--- Begin Source passage ---
Album Review: GOAT (Original Motion Picture Soundtrack) by Various Artists
Sony’s animated sports film gets a 17-song tie-in that needed eight. The few cuts with real grit get smothered by kid-safe fortune-cookie anthems.
Animated sports movies have always needed two kinds of music at once: warm-up records full of “we got this” and slower numbers for the scenes where a young character discovers that winning costs something. For any Various Artists package tethered to one of these films, the challenge is getting those entries to feel written by people with rent and bad knees, instead of by a committee reverse-engineering the word “believe.” GOAT (Original Motion Picture Soundtrack), a 17-cut release accompanying the Sony Pictures Animation feature, mostly fumbles that assignment. It has two or three contributions that carry the residue of an actual life outside a recording booth, and a dozen others apparently drafted with a whiteboard of approved emotions and a two-and-a-half-minute timer.
--- End Source passage ---
--- Begin Record excerpts ---
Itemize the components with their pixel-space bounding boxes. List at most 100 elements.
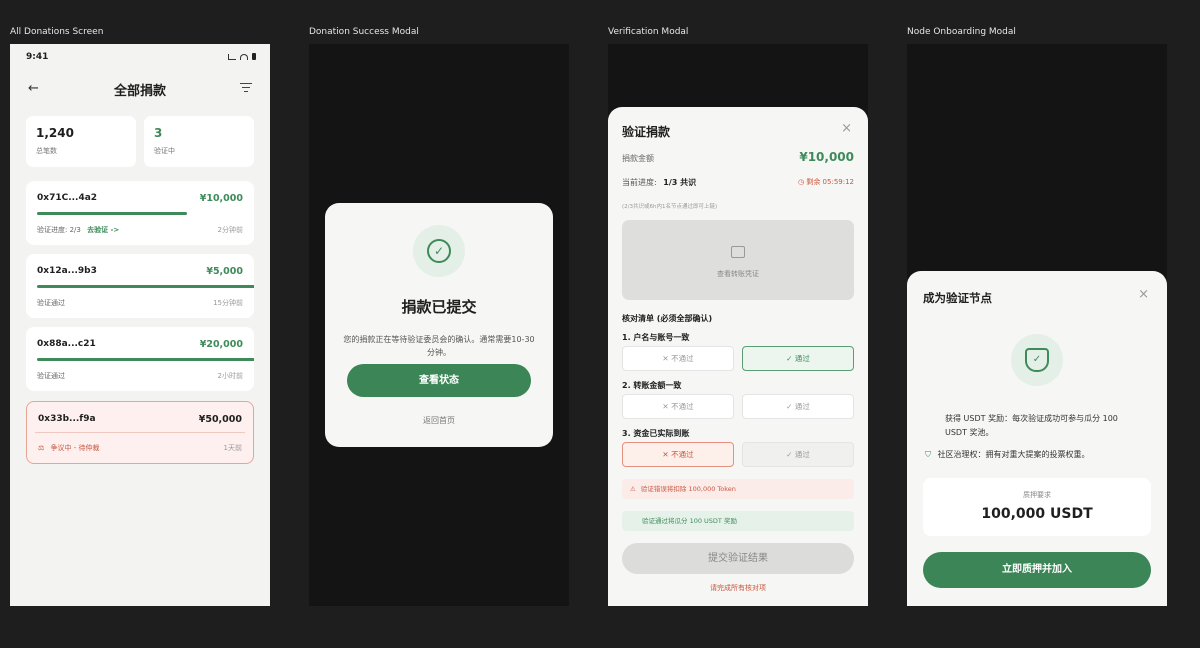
x-icon: ✕: [662, 402, 669, 411]
close-icon[interactable]: ×: [841, 121, 852, 136]
verification-modal: 验证捐款 × 捐款金额 ¥10,000 当前进度: 1/3 共识 ◷ 剩余 05…: [608, 107, 868, 606]
fail-label: 不通过: [671, 450, 694, 459]
page-title: 全部捐款: [113, 84, 166, 99]
progress-bar: [37, 285, 254, 288]
dispute-text: 争议中 - 待仲裁: [50, 444, 100, 452]
transfer-proof-area[interactable]: 查看转账凭证: [622, 220, 854, 300]
pass-button[interactable]: ✓ 通过: [742, 442, 854, 467]
stat-verifying-card: 3 验证中: [144, 116, 254, 167]
warning-icon: ⚠: [630, 485, 636, 493]
status-time: 9:41: [26, 52, 49, 62]
stake-label: 质押要求: [1023, 491, 1051, 499]
onboarding-screen: 成为验证节点 × ✓ 获得 USDT 奖励：每次验证成功可参与瓜分 100 US…: [907, 44, 1167, 606]
onboarding-modal: 成为验证节点 × ✓ 获得 USDT 奖励：每次验证成功可参与瓜分 100 US…: [907, 271, 1167, 606]
checklist-title: 核对清单 (必须全部确认): [622, 314, 713, 323]
check-icon: ✓: [786, 354, 793, 363]
pass-label: 通过: [794, 402, 810, 411]
go-verify-link[interactable]: 去验证 ->: [87, 226, 119, 234]
battery-icon: [252, 53, 256, 60]
penalty-text: 验证错误将扣除 100,000 Token: [640, 485, 736, 493]
pass-button[interactable]: ✓ 通过: [742, 394, 854, 419]
stat-verifying-label: 验证中: [154, 147, 175, 155]
check-icon: ✓: [786, 402, 793, 411]
stake-value: 100,000 USDT: [981, 506, 1093, 522]
verify-title: 验证捐款: [622, 125, 671, 139]
success-body: 您的捐款正在等待验证委员会的确认。通常需要10-30 分钟。: [343, 335, 535, 357]
verify-progress-text: 验证进度: 2/3: [37, 226, 81, 234]
amount-value: ¥10,000: [799, 150, 854, 164]
donation-amount: ¥5,000: [206, 266, 243, 277]
fail-button[interactable]: ✕ 不通过: [622, 346, 734, 371]
check-item-label: 3. 资金已实际到账: [622, 429, 690, 438]
close-icon[interactable]: ×: [1138, 287, 1149, 302]
pass-label: 通过: [794, 354, 810, 363]
frame-label-verification: Verification Modal: [608, 27, 689, 37]
donation-time: 2分钟前: [217, 226, 243, 234]
check-item-label: 1. 户名与账号一致: [622, 333, 690, 342]
check-icon: ✓: [786, 450, 793, 459]
x-icon: ✕: [662, 354, 669, 363]
stake-join-button[interactable]: 立即质押并加入: [923, 552, 1151, 588]
donation-card-disputed[interactable]: 0x33b...f9a ¥50,000 ⚖ 争议中 - 待仲裁 1天前: [26, 401, 254, 464]
all-donations-screen: 9:41 ← 全部捐款 1,240 总笔数 3 验证中 0x71C...4a2 …: [10, 44, 270, 606]
nav-bar: ← 全部捐款: [10, 78, 270, 100]
governance-icon: ⛉: [925, 450, 931, 459]
countdown: ◷ 剩余 05:59:12: [798, 177, 854, 187]
fail-label: 不通过: [671, 402, 694, 411]
reward-note: 验证通过将瓜分 100 USDT 奖励: [622, 511, 854, 531]
donation-amount: ¥50,000: [198, 414, 242, 425]
success-title: 捐款已提交: [401, 298, 477, 316]
countdown-text: 剩余 05:59:12: [806, 178, 854, 186]
benefit-usdt: 获得 USDT 奖励：每次验证成功可参与瓜分 100 USDT 奖池。: [945, 414, 1118, 437]
progress-bar: [37, 358, 254, 361]
donation-status: 验证进度: 2/3 去验证 ->: [37, 225, 119, 235]
fail-button[interactable]: ✕ 不通过: [622, 394, 734, 419]
pass-label: 通过: [794, 450, 810, 459]
success-screen: ✓ 捐款已提交 您的捐款正在等待验证委员会的确认。通常需要10-30 分钟。 查…: [309, 44, 569, 606]
stake-card: 质押要求 100,000 USDT: [923, 478, 1151, 536]
amount-label: 捐款金额: [622, 154, 654, 163]
success-modal: ✓ 捐款已提交 您的捐款正在等待验证委员会的确认。通常需要10-30 分钟。 查…: [325, 203, 553, 447]
clock-icon: ◷: [797, 178, 805, 186]
signal-icon: [228, 53, 236, 60]
donation-time: 1天前: [223, 444, 242, 452]
pass-button[interactable]: ✓ 通过: [742, 346, 854, 371]
image-icon: [731, 246, 745, 258]
donation-address: 0x33b...f9a: [38, 414, 96, 424]
shield-icon: ✓: [1011, 334, 1063, 386]
submit-button[interactable]: 提交验证结果: [622, 543, 854, 574]
donation-time: 15分钟前: [213, 299, 243, 307]
gavel-icon: ⚖: [38, 444, 45, 452]
success-check-icon: ✓: [413, 225, 465, 277]
proof-label: 查看转账凭证: [717, 270, 759, 278]
progress-value: 1/3 共识: [663, 178, 697, 187]
donation-amount: ¥20,000: [199, 339, 243, 350]
frame-label-onboarding: Node Onboarding Modal: [907, 27, 1016, 37]
donation-amount: ¥10,000: [199, 193, 243, 204]
back-home-link[interactable]: 返回首页: [325, 415, 553, 426]
donation-status: 验证通过: [37, 372, 65, 380]
donation-card[interactable]: 0x71C...4a2 ¥10,000 验证进度: 2/3 去验证 -> 2分钟…: [26, 181, 254, 245]
donation-time: 2小时前: [217, 372, 243, 380]
frame-label-success: Donation Success Modal: [309, 27, 419, 37]
progress-bar: [37, 212, 187, 215]
progress-row: 当前进度: 1/3 共识: [622, 177, 696, 188]
fail-button[interactable]: ✕ 不通过: [622, 442, 734, 467]
status-bar: 9:41: [26, 52, 256, 66]
donation-card[interactable]: 0x88a...c21 ¥20,000 验证通过 2小时前: [26, 327, 254, 391]
stat-total-value: 1,240: [36, 126, 74, 140]
stat-total-card: 1,240 总笔数: [26, 116, 136, 167]
donation-address: 0x71C...4a2: [37, 193, 98, 203]
stat-total-label: 总笔数: [36, 147, 57, 155]
fail-label: 不通过: [671, 354, 694, 363]
node-title: 成为验证节点: [923, 291, 992, 305]
benefit-governance: ⛉ 社区治理权：拥有对重大提案的投票权重。: [925, 449, 1153, 460]
donation-status: 验证通过: [37, 299, 65, 307]
wifi-icon: [240, 53, 248, 60]
x-icon: ✕: [662, 450, 669, 459]
filter-icon[interactable]: [240, 83, 252, 95]
donation-address: 0x88a...c21: [37, 339, 96, 349]
view-status-button[interactable]: 查看状态: [347, 364, 531, 397]
donation-status: ⚖ 争议中 - 待仲裁: [38, 443, 100, 453]
donation-card[interactable]: 0x12a...9b3 ¥5,000 验证通过 15分钟前: [26, 254, 254, 318]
--- End Record excerpts ---
● List of tasks:
A) In the soundtrack review, which studio made the animated feature that the album accompanies?
B) Please write the next part of the soundtrack review, picking up after its last sentence.

● In response:
A) Sony Pictures Animation.

B)
A debit card gets declined at the register, rent is still owed on the first, and the couch came without real cushions. Those are the opening minutes of “Alley Oop,” and Chris Patrick might be the only person on this roster who has actually been broke. His second verse adds selling clothes on Depop and rehearsing in a closet. The post-chorus admission, “Some days I’m not sure I got too much left to give/Baby, I’m tired,” sags under its own weight, the melody barely climbing before it surrenders. Every bill preceding it has a dollar amount.
Most of the motivation numbers default to the same vocabulary. “Overtime,” by V.I.C (not the “Get Silly” rapper), runs through drills-in-my-sleep and putting-the-ting-in-overdrive without much friction, though one buried bar catches differently. V.I.C confesses that the only thing he fears “is on a dotted line,” and that flash of contract anxiety gives the workout bluster a flicker of paranoia the rest of the tune immediately smothers with ad-libs. PARTYOF2’s “Crazy” occupies the same lane with even less specificity, namechecking “bootcamp basics” and “penthouse, straight from the basement” with the staleness of a motivational Instagram caption set to 808s.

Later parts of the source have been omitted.